## [What is asked]
Copy every line of the records below that holds the word "Jeans".

## [Listed entries]
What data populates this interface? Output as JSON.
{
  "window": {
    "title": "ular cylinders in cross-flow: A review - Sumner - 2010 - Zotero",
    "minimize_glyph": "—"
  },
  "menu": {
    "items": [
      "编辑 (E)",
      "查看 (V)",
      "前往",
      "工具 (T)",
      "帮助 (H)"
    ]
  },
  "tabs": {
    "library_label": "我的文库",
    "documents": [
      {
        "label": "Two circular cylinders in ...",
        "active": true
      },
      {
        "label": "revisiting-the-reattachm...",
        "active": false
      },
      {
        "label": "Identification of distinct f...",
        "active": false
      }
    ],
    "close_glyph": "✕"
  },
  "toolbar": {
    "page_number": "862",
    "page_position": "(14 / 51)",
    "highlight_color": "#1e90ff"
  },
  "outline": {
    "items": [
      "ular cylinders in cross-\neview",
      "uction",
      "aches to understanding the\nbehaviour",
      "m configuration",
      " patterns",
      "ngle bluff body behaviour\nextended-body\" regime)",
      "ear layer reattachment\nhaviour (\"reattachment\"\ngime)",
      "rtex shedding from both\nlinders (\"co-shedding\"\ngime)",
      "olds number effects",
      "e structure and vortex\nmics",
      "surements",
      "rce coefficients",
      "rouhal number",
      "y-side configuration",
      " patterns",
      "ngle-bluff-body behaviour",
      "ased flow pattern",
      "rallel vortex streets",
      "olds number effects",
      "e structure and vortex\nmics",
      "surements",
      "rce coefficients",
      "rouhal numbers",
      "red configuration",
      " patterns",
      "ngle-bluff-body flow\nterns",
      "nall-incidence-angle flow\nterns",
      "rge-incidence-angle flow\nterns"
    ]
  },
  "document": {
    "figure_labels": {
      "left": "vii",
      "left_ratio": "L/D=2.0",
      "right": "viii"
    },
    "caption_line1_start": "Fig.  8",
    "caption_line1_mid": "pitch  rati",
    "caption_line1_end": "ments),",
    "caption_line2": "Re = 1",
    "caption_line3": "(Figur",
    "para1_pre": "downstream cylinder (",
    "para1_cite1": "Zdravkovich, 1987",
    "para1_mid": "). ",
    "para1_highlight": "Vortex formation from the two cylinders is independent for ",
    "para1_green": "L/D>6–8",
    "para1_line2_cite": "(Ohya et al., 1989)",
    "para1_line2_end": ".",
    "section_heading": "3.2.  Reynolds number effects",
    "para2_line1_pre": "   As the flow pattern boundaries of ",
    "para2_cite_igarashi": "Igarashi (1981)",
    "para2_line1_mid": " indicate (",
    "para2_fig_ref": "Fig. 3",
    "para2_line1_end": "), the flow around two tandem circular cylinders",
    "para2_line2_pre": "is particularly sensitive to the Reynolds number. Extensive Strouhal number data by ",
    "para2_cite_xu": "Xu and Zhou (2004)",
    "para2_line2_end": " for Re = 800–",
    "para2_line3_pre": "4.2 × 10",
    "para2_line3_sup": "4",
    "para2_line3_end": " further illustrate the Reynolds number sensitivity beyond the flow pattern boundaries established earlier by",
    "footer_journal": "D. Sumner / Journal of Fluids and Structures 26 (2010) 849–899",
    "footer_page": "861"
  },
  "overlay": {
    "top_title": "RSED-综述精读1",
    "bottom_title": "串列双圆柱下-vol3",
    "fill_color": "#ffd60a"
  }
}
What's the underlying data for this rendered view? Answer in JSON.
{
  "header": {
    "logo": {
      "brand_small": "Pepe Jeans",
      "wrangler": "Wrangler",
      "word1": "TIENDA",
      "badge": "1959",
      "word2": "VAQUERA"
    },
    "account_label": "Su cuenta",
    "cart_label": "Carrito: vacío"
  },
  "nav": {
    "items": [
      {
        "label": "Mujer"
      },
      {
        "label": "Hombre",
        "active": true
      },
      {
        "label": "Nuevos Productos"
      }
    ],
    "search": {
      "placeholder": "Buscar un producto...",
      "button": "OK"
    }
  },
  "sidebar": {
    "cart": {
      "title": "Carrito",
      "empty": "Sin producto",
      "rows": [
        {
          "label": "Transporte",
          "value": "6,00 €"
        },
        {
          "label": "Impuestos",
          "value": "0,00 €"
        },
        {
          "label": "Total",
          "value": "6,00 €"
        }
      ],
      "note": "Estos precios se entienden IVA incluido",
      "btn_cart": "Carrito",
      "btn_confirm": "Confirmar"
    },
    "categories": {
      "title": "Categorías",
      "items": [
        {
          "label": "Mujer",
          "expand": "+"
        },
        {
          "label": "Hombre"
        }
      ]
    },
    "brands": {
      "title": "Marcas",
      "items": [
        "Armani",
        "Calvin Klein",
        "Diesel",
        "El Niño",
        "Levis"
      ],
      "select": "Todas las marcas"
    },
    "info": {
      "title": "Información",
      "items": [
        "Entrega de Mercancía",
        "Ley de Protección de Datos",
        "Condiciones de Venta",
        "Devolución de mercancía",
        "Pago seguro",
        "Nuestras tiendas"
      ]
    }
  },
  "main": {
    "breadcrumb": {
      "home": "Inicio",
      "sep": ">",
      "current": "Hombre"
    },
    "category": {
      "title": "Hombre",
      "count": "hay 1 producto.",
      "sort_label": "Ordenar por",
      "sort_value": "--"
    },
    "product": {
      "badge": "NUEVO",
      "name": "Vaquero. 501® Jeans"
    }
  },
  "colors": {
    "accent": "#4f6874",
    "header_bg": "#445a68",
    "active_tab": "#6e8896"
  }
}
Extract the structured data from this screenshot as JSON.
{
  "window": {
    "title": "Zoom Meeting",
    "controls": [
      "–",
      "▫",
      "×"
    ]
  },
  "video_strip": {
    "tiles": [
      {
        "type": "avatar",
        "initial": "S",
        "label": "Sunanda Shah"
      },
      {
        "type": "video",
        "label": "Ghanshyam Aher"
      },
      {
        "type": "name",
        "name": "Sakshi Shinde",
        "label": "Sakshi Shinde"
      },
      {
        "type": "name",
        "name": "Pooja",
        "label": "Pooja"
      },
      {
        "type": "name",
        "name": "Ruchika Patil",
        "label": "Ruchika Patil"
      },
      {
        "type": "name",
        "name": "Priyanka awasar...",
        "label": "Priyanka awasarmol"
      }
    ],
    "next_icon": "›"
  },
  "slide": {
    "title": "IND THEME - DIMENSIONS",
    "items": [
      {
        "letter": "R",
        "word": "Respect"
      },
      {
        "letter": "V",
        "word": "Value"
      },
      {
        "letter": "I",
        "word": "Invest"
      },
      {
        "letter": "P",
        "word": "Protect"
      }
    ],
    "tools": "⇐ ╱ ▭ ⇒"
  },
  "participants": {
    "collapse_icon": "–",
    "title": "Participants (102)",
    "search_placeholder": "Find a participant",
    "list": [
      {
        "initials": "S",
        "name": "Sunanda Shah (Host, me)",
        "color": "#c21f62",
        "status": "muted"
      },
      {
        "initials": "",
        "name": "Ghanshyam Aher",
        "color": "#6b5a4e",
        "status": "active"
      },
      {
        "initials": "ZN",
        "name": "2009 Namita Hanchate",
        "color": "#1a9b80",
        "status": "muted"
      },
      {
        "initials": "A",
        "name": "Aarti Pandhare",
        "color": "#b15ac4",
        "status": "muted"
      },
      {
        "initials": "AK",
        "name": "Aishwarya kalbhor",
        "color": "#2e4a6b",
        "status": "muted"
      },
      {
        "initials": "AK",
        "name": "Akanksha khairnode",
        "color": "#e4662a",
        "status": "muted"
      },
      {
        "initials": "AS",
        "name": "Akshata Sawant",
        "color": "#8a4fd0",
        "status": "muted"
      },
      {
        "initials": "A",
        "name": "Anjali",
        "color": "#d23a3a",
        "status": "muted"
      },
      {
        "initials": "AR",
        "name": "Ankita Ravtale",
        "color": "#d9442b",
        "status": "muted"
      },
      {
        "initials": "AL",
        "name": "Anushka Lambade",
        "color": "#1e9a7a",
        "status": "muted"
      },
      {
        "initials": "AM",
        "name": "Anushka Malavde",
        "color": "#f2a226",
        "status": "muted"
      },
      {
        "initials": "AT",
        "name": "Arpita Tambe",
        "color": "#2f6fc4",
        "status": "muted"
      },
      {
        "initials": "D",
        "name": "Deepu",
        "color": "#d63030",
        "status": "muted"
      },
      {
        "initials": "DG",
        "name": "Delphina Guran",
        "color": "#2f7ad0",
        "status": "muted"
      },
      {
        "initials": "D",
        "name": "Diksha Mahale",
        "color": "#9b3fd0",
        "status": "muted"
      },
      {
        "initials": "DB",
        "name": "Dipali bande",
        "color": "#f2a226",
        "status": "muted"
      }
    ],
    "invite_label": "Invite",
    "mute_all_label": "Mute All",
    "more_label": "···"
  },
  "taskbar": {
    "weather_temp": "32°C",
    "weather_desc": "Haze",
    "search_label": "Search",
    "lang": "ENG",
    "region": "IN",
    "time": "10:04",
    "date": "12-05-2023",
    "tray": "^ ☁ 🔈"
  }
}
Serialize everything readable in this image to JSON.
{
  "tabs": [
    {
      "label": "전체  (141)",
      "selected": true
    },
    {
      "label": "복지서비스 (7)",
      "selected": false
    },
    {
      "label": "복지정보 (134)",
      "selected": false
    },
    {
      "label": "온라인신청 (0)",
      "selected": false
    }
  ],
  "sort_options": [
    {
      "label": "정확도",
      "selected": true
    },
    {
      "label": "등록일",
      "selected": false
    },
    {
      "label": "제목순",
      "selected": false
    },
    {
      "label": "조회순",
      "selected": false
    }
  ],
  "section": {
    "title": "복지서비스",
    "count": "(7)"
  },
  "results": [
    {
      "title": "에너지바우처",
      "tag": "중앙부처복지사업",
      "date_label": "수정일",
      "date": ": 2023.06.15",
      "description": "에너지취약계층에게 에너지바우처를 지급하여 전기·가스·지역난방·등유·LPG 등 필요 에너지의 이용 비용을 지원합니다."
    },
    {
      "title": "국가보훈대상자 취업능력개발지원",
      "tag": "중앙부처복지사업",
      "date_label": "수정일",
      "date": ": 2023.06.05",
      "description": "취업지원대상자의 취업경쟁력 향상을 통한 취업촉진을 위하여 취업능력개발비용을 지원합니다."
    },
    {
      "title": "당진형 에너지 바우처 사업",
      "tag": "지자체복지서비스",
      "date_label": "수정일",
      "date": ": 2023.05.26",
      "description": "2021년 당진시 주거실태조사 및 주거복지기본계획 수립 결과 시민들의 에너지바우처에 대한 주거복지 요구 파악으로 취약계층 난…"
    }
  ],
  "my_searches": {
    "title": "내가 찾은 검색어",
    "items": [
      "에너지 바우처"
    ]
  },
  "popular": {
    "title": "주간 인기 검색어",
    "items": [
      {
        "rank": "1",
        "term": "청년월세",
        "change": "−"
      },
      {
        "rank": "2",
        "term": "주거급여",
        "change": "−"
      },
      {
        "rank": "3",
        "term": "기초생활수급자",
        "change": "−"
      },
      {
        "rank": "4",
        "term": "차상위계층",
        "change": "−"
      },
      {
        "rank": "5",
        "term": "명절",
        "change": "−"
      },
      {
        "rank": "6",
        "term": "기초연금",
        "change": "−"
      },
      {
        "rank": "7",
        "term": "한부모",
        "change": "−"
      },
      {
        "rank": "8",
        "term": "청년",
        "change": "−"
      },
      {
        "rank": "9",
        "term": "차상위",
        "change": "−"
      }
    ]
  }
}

## [Result below]
      "brand_small": "Pepe Jeans",
      "name": "Vaquero. 501® Jeans"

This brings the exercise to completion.